● Problem statement
Give the number of lines that include the string "SrTiO", nothing more.

● Records for this task
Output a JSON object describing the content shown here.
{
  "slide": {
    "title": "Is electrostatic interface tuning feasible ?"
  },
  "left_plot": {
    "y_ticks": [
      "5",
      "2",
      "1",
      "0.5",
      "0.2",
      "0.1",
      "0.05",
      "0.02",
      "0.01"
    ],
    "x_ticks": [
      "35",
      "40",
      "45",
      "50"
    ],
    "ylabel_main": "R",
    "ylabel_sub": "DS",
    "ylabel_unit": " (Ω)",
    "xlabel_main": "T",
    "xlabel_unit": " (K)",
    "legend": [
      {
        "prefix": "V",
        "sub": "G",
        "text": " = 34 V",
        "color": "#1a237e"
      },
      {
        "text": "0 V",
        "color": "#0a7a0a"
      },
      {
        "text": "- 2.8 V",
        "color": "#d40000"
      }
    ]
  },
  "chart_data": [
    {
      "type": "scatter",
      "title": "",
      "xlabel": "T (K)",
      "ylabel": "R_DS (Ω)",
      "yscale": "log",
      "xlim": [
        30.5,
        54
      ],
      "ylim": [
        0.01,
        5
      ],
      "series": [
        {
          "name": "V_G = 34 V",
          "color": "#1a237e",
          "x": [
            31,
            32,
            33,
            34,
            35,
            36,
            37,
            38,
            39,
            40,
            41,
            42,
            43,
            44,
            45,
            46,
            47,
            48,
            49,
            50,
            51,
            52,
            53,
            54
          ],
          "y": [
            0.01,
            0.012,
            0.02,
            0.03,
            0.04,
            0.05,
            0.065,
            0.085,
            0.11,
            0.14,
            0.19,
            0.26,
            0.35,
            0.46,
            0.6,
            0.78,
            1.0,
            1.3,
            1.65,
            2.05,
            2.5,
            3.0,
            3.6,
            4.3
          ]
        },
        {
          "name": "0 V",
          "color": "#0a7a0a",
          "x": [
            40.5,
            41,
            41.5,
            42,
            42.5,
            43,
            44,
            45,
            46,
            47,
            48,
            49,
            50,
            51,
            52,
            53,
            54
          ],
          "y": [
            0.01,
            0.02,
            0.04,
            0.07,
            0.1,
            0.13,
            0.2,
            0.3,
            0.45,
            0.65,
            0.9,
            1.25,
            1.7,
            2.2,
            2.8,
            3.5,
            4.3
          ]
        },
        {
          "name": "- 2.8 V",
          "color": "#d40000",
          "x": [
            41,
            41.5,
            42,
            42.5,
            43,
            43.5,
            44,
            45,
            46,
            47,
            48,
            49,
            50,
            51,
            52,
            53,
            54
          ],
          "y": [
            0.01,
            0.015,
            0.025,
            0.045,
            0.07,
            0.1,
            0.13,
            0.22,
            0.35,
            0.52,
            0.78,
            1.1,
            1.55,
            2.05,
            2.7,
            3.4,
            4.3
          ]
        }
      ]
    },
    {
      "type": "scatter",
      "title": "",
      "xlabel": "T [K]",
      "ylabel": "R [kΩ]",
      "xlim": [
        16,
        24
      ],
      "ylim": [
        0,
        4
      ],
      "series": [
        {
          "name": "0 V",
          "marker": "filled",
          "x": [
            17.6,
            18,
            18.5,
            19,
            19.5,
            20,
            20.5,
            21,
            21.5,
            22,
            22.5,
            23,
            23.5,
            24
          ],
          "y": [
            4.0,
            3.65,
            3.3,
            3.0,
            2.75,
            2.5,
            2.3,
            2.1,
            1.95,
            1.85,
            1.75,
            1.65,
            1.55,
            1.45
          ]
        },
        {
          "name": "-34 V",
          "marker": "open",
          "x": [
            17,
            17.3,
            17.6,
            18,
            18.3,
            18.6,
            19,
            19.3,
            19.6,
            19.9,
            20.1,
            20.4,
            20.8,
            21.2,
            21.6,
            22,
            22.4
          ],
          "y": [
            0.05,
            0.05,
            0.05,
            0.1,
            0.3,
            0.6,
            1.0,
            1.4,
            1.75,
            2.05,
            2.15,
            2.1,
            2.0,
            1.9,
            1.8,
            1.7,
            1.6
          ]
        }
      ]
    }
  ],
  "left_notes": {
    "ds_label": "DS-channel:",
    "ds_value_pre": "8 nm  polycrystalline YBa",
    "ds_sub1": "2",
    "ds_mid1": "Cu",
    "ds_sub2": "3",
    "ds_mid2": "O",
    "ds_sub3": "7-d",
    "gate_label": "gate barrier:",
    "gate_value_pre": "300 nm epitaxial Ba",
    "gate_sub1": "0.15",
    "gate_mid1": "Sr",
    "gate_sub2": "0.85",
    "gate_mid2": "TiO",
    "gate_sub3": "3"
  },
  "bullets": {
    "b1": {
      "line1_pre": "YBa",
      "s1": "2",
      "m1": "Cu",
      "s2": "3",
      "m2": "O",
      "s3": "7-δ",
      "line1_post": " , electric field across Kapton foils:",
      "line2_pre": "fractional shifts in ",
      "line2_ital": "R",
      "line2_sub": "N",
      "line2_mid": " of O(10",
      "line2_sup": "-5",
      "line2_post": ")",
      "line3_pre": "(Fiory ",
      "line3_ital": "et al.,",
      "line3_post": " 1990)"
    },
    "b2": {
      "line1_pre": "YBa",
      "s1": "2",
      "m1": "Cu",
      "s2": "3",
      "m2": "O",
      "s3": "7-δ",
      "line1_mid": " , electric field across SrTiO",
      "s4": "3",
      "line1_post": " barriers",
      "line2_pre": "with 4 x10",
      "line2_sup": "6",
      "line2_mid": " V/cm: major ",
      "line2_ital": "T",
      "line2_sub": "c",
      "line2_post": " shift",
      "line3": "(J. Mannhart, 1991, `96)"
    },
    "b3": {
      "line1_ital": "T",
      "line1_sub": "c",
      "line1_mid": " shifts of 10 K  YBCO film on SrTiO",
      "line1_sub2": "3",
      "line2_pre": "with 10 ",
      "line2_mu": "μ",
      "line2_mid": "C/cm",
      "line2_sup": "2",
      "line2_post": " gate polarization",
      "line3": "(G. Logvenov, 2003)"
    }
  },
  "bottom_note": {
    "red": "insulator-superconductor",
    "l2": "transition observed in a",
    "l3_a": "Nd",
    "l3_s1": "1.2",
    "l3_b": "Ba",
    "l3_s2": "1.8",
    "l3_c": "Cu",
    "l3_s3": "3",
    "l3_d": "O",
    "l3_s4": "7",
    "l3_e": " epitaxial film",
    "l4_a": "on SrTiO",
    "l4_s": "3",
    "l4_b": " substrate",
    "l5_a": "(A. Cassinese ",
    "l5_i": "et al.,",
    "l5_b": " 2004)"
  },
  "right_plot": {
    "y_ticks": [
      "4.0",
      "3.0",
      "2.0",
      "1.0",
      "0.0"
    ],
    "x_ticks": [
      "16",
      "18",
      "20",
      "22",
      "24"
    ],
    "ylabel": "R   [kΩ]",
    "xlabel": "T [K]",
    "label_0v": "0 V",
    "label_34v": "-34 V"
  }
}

● Result of the exercise
3